(Dataset excerpt)
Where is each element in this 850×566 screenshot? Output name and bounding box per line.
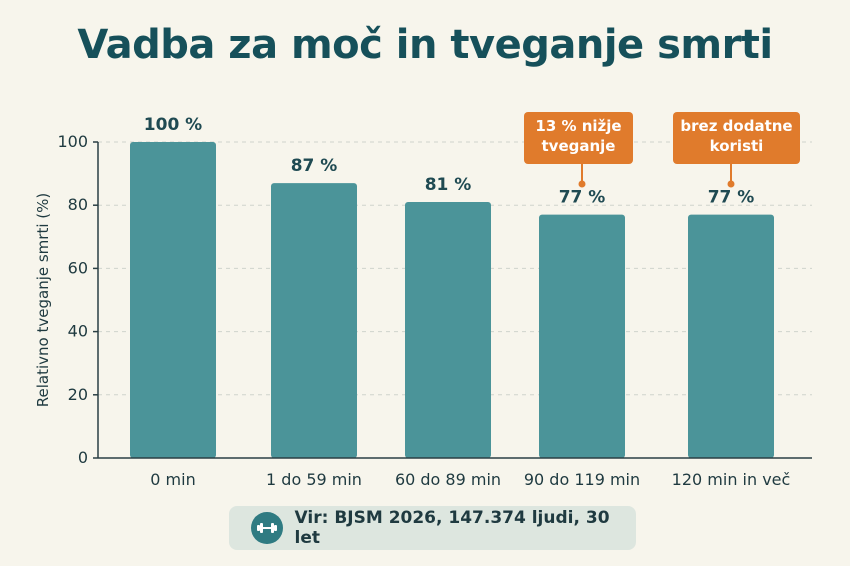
callout-no-benefit-line2: koristi <box>709 137 764 155</box>
callout-dot <box>727 180 735 188</box>
bar <box>271 183 357 458</box>
data-label: 81 % <box>425 175 472 195</box>
y-axis-title: Relativno tveganje smrti (%) <box>34 193 52 407</box>
callout-dot <box>578 180 586 188</box>
x-tick-label: 0 min <box>150 470 195 489</box>
bar <box>405 202 491 458</box>
data-label: 77 % <box>708 188 755 208</box>
dumbbell-icon <box>251 512 283 544</box>
x-tick-label: 90 do 119 min <box>524 470 640 489</box>
chart-title: Vadba za moč in tveganje smrti <box>77 22 773 68</box>
callout-lower-risk-line1: 13 % nižje <box>535 117 622 135</box>
y-tick-label: 100 <box>57 132 88 151</box>
y-tick-label: 40 <box>68 322 88 341</box>
x-tick-label: 1 do 59 min <box>266 470 362 489</box>
source-badge: Vir: BJSM 2026, 147.374 ljudi, 30 let <box>229 506 636 550</box>
data-label: 77 % <box>559 188 606 208</box>
bar <box>688 214 774 458</box>
bar <box>130 142 216 458</box>
x-tick-label: 60 do 89 min <box>395 470 501 489</box>
x-tick-label: 120 min in več <box>672 470 791 489</box>
callout-no-benefit: brez dodatne koristi <box>673 112 800 164</box>
y-tick-label: 60 <box>68 258 88 277</box>
y-tick-label: 80 <box>68 195 88 214</box>
callout-lower-risk-line2: tveganje <box>541 137 616 155</box>
source-text: Vir: BJSM 2026, 147.374 ljudi, 30 let <box>294 508 610 548</box>
callout-lower-risk: 13 % nižje tveganje <box>524 112 633 164</box>
y-tick-label: 0 <box>78 448 88 467</box>
y-tick-label: 20 <box>68 385 88 404</box>
data-label: 87 % <box>291 156 338 176</box>
callout-no-benefit-line1: brez dodatne <box>680 117 793 135</box>
bar <box>539 214 625 458</box>
data-label: 100 % <box>144 115 202 135</box>
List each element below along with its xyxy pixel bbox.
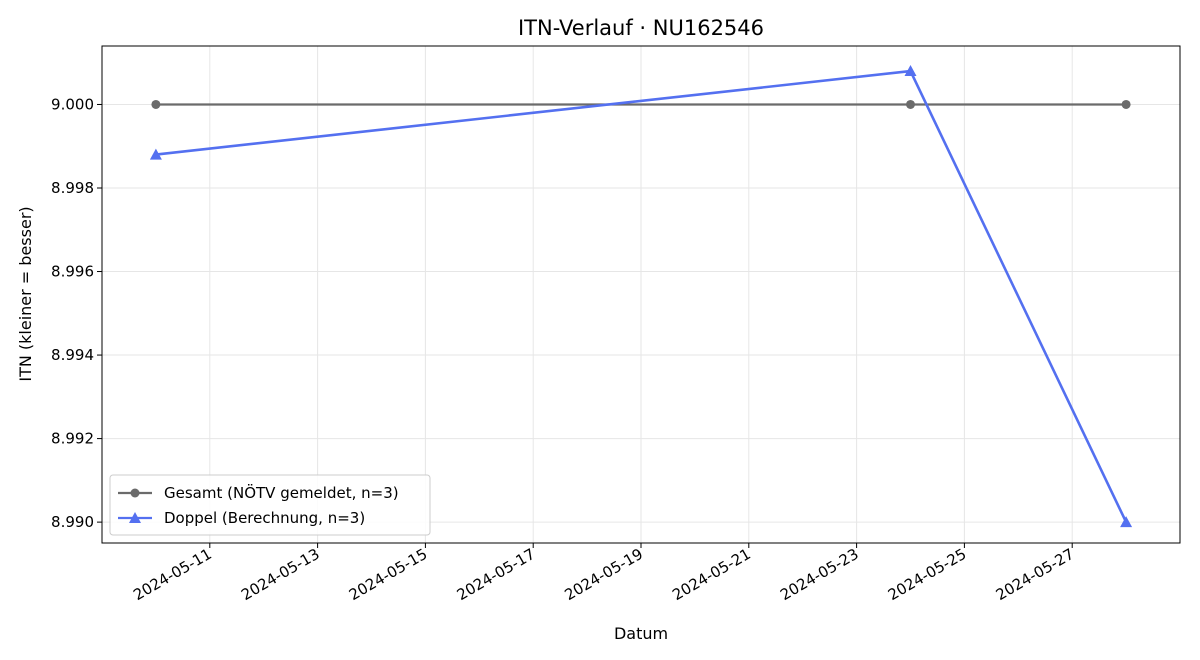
legend-label: Gesamt (NÖTV gemeldet, n=3): [164, 483, 399, 502]
data-point: [906, 99, 915, 109]
y-tick-label: 8.990: [51, 513, 94, 531]
legend: Gesamt (NÖTV gemeldet, n=3) Doppel (Berec…: [109, 474, 431, 536]
y-tick-label: 8.994: [51, 346, 94, 364]
y-axis: 8.990 8.992 8.994 8.996 8.998 9.000: [51, 95, 102, 531]
x-tick-label: 2024-05-11: [130, 545, 215, 604]
x-axis-title: Datum: [614, 624, 668, 643]
x-axis: 2024-05-11 2024-05-13 2024-05-15 2024-05-17…: [130, 543, 1077, 604]
y-tick-label: 8.992: [51, 430, 94, 448]
legend-entry: Gesamt (NÖTV gemeldet, n=3): [118, 483, 399, 502]
series-layer: [149, 65, 1133, 528]
x-tick-label: 2024-05-17: [454, 545, 539, 604]
legend-entry: Doppel (Berechnung, n=3): [118, 509, 365, 527]
legend-marker: [129, 512, 141, 523]
data-point: [1120, 516, 1133, 528]
y-tick-label: 8.998: [51, 179, 94, 197]
x-tick-label: 2024-05-13: [238, 545, 323, 604]
y-tick-label: 9.000: [51, 95, 94, 113]
data-point: [904, 65, 917, 77]
legend-label: Doppel (Berechnung, n=3): [164, 509, 365, 527]
chart-title: ITN-Verlauf · NU162546: [518, 16, 764, 40]
grid: [102, 46, 1180, 543]
x-tick-label: 2024-05-21: [669, 545, 754, 604]
y-tick-label: 8.996: [51, 263, 94, 281]
legend-marker: [130, 488, 140, 498]
y-axis-title: ITN (kleiner = besser): [16, 206, 35, 381]
series-2: [149, 65, 1133, 528]
data-point: [149, 148, 162, 160]
legend-box: [109, 474, 431, 536]
data-point: [151, 99, 161, 109]
data-point: [1121, 99, 1131, 109]
x-tick-label: 2024-05-19: [561, 545, 646, 604]
series-1: [151, 99, 1131, 109]
x-tick-label: 2024-05-15: [346, 545, 431, 604]
x-tick-label: 2024-05-27: [993, 545, 1078, 604]
x-tick-label: 2024-05-23: [777, 545, 862, 604]
x-tick-label: 2024-05-25: [885, 545, 970, 604]
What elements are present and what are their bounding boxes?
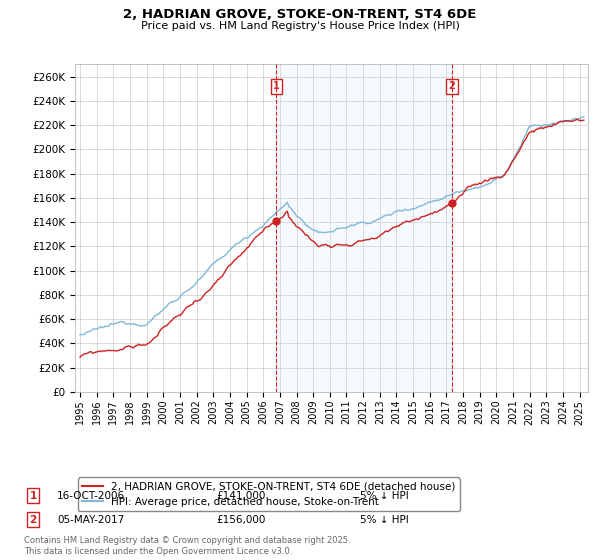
Text: Price paid vs. HM Land Registry's House Price Index (HPI): Price paid vs. HM Land Registry's House … [140,21,460,31]
Bar [277,64,452,392]
Text: 2, HADRIAN GROVE, STOKE-ON-TRENT, ST4 6DE: 2, HADRIAN GROVE, STOKE-ON-TRENT, ST4 6D… [124,8,476,21]
Text: Contains HM Land Registry data © Crown copyright and database right 2025.
This d: Contains HM Land Registry data © Crown c… [24,536,350,556]
Legend: 2, HADRIAN GROVE, STOKE-ON-TRENT, ST4 6DE (detached house), HPI: Average price, : 2, HADRIAN GROVE, STOKE-ON-TRENT, ST4 6D… [77,478,460,511]
Text: 16-OCT-2006: 16-OCT-2006 [57,491,125,501]
Text: 2: 2 [29,515,37,525]
Text: 2: 2 [449,81,455,91]
Text: £141,000: £141,000 [216,491,265,501]
Text: 5% ↓ HPI: 5% ↓ HPI [360,491,409,501]
Text: 5% ↓ HPI: 5% ↓ HPI [360,515,409,525]
Text: 1: 1 [29,491,37,501]
Text: 05-MAY-2017: 05-MAY-2017 [57,515,124,525]
Text: £156,000: £156,000 [216,515,265,525]
Text: 1: 1 [273,81,280,91]
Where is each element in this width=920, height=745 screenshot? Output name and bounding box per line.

_Exercise description_
Duplicate the lines above, starting at the line that contains "callout-no-benefit-line2: koristi <box>709" and ending at the line that contains "y-tick-label: 40 <box>68 322 88 341</box>", with both of those lines included.

_Result_
callout-no-benefit-line2: koristi <box>709 137 764 155</box>
callout-dot <box>727 180 735 188</box>
bar <box>271 183 357 458</box>
data-label: 81 % <box>425 175 472 195</box>
y-axis-title: Relativno tveganje smrti (%) <box>34 193 52 407</box>
callout-dot <box>578 180 586 188</box>
x-tick-label: 0 min <box>150 470 195 489</box>
bar <box>405 202 491 458</box>
data-label: 77 % <box>708 188 755 208</box>
dumbbell-icon <box>251 512 283 544</box>
x-tick-label: 90 do 119 min <box>524 470 640 489</box>
chart-title: Vadba za moč in tveganje smrti <box>77 22 773 68</box>
callout-lower-risk-line1: 13 % nižje <box>535 117 622 135</box>
y-tick-label: 100 <box>57 132 88 151</box>
y-tick-label: 40 <box>68 322 88 341</box>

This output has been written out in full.